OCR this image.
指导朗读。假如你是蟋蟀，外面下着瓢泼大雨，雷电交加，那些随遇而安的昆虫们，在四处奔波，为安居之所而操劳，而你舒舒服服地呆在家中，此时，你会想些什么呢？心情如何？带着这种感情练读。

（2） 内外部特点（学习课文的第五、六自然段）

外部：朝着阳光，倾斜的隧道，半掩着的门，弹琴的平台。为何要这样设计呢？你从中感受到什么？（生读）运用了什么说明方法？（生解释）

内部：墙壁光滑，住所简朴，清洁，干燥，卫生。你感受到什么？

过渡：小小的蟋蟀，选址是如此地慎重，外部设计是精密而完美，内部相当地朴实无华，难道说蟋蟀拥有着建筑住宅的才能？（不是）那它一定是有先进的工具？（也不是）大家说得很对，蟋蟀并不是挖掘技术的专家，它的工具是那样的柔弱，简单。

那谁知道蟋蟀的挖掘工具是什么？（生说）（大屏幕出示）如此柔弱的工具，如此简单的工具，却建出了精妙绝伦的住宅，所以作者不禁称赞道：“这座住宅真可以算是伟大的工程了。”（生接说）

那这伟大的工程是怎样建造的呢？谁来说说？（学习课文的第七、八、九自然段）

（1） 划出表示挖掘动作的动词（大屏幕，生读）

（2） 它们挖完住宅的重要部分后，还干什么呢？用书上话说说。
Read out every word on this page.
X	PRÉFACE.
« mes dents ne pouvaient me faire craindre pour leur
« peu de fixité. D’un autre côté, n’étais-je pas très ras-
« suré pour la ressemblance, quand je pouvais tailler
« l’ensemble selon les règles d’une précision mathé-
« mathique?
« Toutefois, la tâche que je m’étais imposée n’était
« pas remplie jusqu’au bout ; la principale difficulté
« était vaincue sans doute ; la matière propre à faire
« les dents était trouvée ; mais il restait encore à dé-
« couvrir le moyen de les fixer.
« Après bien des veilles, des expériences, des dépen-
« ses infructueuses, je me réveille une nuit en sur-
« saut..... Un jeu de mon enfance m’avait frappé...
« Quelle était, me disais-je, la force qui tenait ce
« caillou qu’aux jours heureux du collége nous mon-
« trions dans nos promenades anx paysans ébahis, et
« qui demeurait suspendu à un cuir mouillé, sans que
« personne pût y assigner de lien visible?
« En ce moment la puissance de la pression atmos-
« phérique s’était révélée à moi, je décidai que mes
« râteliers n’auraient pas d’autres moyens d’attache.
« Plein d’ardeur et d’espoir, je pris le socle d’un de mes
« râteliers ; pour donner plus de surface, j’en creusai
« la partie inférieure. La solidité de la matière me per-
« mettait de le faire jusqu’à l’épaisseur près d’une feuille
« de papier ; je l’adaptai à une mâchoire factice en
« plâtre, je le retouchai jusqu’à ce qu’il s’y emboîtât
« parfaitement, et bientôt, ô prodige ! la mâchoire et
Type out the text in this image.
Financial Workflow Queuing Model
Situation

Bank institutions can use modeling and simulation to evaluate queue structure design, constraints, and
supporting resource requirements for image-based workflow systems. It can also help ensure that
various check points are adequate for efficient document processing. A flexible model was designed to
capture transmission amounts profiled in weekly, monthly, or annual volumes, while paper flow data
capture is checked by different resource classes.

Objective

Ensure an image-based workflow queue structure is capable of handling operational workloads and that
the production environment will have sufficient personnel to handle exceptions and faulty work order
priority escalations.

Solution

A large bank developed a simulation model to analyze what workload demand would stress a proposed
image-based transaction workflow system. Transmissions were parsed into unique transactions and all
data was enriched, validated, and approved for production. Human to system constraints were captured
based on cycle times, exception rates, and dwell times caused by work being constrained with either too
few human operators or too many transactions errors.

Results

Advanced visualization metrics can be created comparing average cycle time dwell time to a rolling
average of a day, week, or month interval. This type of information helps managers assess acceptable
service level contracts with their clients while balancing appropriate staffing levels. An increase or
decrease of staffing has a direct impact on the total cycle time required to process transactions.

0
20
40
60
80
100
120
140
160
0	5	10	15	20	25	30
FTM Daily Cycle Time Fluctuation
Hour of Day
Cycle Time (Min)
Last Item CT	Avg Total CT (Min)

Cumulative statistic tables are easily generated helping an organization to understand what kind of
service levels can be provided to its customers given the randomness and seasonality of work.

- **Goal**: Check every line of the data, and copy the ones that contain "transactions".

- **Written response**:
image-based transaction workflow system. Transmissions were parsed into unique transactions and all
few human operators or too many transactions errors.
decrease of staffing has a direct impact on the total cycle time required to process transactions.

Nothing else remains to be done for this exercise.